The exercise: Reproduce every entry exactly, without alteration.

== Data for this task

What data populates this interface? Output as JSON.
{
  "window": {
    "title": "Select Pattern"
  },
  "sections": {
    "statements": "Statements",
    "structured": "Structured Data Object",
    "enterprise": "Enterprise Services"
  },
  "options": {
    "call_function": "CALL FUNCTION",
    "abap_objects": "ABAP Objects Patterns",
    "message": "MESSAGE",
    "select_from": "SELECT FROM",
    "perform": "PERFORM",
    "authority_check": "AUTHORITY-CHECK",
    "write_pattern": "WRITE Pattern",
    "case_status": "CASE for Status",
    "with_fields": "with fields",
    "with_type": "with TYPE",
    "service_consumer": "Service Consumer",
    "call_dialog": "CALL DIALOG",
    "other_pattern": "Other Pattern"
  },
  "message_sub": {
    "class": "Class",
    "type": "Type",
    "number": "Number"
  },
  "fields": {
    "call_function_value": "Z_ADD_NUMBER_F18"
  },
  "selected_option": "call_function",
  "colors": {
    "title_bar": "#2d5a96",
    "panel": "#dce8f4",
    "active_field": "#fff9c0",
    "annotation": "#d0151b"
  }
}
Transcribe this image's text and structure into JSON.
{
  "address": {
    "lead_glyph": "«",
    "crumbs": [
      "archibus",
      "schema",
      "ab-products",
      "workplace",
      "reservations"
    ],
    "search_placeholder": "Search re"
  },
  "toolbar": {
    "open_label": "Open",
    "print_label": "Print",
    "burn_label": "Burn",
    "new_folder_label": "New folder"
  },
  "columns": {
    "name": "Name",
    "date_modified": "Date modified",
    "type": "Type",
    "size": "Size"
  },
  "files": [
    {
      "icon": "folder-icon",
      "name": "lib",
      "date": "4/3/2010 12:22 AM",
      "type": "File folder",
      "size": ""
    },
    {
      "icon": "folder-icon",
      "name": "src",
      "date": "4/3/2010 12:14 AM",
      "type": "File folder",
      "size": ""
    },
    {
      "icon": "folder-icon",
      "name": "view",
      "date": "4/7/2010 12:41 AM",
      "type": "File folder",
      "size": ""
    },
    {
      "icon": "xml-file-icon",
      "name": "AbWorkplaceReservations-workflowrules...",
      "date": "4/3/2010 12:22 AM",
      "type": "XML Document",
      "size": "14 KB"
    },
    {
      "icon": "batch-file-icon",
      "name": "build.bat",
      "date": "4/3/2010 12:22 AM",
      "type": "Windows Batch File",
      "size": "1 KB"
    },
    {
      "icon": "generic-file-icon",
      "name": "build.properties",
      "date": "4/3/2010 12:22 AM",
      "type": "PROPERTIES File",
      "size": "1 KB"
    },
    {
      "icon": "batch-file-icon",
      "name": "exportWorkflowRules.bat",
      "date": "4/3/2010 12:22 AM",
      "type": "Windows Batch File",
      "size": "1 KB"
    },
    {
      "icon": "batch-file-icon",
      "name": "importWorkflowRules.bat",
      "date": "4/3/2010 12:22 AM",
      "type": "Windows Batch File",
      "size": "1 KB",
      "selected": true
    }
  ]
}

====

Response to the task:
What data populates this interface? Output as JSON.
{
  "window": {
    "title": "Select Pattern"
  },
  "sections": {
    "statements": "Statements",
    "structured": "Structured Data Object",
    "enterprise": "Enterprise Services"
  },
  "options": {
    "call_function": "CALL FUNCTION",
    "abap_objects": "ABAP Objects Patterns",
    "message": "MESSAGE",
    "select_from": "SELECT FROM",
    "perform": "PERFORM",
    "authority_check": "AUTHORITY-CHECK",
    "write_pattern": "WRITE Pattern",
    "case_status": "CASE for Status",
    "with_fields": "with fields",
    "with_type": "with TYPE",
    "service_consumer": "Service Consumer",
    "call_dialog": "CALL DIALOG",
    "other_pattern": "Other Pattern"
  },
  "message_sub": {
    "class": "Class",
    "type": "Type",
    "number": "Number"
  },
  "fields": {
    "call_function_value": "Z_ADD_NUMBER_F18"
  },
  "selected_option": "call_function",
  "colors": {
    "title_bar": "#2d5a96",
    "panel": "#dce8f4",
    "active_field": "#fff9c0",
    "annotation": "#d0151b"
  }
}
Transcribe this image's text and structure into JSON.
{
  "address": {
    "lead_glyph": "«",
    "crumbs": [
      "archibus",
      "schema",
      "ab-products",
      "workplace",
      "reservations"
    ],
    "search_placeholder": "Search re"
  },
  "toolbar": {
    "open_label": "Open",
    "print_label": "Print",
    "burn_label": "Burn",
    "new_folder_label": "New folder"
  },
  "columns": {
    "name": "Name",
    "date_modified": "Date modified",
    "type": "Type",
    "size": "Size"
  },
  "files": [
    {
      "icon": "folder-icon",
      "name": "lib",
      "date": "4/3/2010 12:22 AM",
      "type": "File folder",
      "size": ""
    },
    {
      "icon": "folder-icon",
      "name": "src",
      "date": "4/3/2010 12:14 AM",
      "type": "File folder",
      "size": ""
    },
    {
      "icon": "folder-icon",
      "name": "view",
      "date": "4/7/2010 12:41 AM",
      "type": "File folder",
      "size": ""
    },
    {
      "icon": "xml-file-icon",
      "name": "AbWorkplaceReservations-workflowrules...",
      "date": "4/3/2010 12:22 AM",
      "type": "XML Document",
      "size": "14 KB"
    },
    {
      "icon": "batch-file-icon",
      "name": "build.bat",
      "date": "4/3/2010 12:22 AM",
      "type": "Windows Batch File",
      "size": "1 KB"
    },
    {
      "icon": "generic-file-icon",
      "name": "build.properties",
      "date": "4/3/2010 12:22 AM",
      "type": "PROPERTIES File",
      "size": "1 KB"
    },
    {
      "icon": "batch-file-icon",
      "name": "exportWorkflowRules.bat",
      "date": "4/3/2010 12:22 AM",
      "type": "Windows Batch File",
      "size": "1 KB"
    },
    {
      "icon": "batch-file-icon",
      "name": "importWorkflowRules.bat",
      "date": "4/3/2010 12:22 AM",
      "type": "Windows Batch File",
      "size": "1 KB",
      "selected": true
    }
  ]
}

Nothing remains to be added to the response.